Da fare:
Modifica le righe dalla riga con "I need the location" alla riga con "data-point [132,153,147,172]" sostituendo "legend-marker" con "legend-icon" e riportale lasciando invariato tutto il resto.

::: Dati forniti

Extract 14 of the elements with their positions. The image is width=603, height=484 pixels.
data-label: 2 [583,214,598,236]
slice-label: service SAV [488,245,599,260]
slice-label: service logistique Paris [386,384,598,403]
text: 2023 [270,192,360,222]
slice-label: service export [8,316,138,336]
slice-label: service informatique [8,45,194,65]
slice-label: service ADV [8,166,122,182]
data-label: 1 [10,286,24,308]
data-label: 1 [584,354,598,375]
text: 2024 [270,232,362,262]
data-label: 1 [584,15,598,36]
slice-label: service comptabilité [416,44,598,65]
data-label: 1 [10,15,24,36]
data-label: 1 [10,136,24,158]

::::::
::: Dati forniti

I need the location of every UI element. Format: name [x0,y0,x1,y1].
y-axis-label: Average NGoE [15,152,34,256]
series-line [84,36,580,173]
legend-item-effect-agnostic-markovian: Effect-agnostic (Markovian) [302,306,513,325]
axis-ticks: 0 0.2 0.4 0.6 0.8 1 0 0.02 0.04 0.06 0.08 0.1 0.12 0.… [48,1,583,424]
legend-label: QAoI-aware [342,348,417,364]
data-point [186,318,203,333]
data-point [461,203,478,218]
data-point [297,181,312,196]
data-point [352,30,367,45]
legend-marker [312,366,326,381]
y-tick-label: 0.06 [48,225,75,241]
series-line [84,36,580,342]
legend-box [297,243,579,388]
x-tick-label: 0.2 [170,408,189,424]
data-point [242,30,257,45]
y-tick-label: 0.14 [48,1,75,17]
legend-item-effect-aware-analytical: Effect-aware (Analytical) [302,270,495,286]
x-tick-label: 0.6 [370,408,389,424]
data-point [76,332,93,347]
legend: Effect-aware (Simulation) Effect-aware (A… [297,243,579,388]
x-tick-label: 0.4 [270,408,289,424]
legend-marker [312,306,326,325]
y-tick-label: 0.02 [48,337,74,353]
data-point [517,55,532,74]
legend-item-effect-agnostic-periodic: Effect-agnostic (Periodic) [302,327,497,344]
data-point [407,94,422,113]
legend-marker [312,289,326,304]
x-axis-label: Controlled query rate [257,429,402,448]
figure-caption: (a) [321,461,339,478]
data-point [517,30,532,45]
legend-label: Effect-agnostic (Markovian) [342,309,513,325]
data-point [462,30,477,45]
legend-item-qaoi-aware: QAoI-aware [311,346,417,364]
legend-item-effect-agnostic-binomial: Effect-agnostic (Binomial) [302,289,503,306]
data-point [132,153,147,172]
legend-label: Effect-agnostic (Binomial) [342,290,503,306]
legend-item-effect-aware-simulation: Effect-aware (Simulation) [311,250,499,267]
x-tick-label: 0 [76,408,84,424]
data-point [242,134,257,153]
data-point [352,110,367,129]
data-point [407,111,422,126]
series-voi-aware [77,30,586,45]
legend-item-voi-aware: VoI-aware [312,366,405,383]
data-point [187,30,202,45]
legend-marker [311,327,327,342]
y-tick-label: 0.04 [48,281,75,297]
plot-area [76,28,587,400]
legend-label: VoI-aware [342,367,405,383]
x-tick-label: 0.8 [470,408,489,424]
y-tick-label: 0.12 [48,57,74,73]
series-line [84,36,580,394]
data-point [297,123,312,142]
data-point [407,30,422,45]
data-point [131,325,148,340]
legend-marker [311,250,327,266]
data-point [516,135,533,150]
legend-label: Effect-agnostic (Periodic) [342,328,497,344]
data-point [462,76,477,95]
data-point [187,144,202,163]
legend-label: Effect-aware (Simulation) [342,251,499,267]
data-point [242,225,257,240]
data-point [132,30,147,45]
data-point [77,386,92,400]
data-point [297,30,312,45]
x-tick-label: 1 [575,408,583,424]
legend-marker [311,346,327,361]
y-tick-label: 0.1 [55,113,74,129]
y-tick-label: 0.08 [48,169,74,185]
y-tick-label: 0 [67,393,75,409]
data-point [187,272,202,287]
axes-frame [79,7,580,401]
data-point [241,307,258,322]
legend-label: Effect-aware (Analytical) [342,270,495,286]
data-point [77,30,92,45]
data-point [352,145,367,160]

::::::

Risposta:
I need the location of every UI element. Format: name [x0,y0,x1,y1].
y-axis-label: Average NGoE [15,152,34,256]
series-line [84,36,580,173]
legend-item-effect-agnostic-markovian: Effect-agnostic (Markovian) [302,306,513,325]
axis-ticks: 0 0.2 0.4 0.6 0.8 1 0 0.02 0.04 0.06 0.08 0.1 0.12 0.… [48,1,583,424]
legend-label: QAoI-aware [342,348,417,364]
data-point [186,318,203,333]
data-point [461,203,478,218]
data-point [297,181,312,196]
data-point [352,30,367,45]
legend-icon [312,366,326,381]
y-tick-label: 0.06 [48,225,75,241]
series-line [84,36,580,342]
legend-box [297,243,579,388]
x-tick-label: 0.2 [170,408,189,424]
data-point [242,30,257,45]
y-tick-label: 0.14 [48,1,75,17]
legend-item-effect-aware-analytical: Effect-aware (Analytical) [302,270,495,286]
x-tick-label: 0.6 [370,408,389,424]
data-point [76,332,93,347]
legend: Effect-aware (Simulation) Effect-aware (A… [297,243,579,388]
x-tick-label: 0.4 [270,408,289,424]
legend-icon [312,306,326,325]
y-tick-label: 0.02 [48,337,74,353]
data-point [517,55,532,74]
legend-item-effect-agnostic-periodic: Effect-agnostic (Periodic) [302,327,497,344]
data-point [407,94,422,113]
legend-icon [312,289,326,304]
x-axis-label: Controlled query rate [257,429,402,448]
figure-caption: (a) [321,461,339,478]
data-point [517,30,532,45]
legend-label: Effect-agnostic (Markovian) [342,309,513,325]
data-point [462,30,477,45]
legend-item-qaoi-aware: QAoI-aware [311,346,417,364]
legend-item-effect-agnostic-binomial: Effect-agnostic (Binomial) [302,289,503,306]
data-point [132,153,147,172]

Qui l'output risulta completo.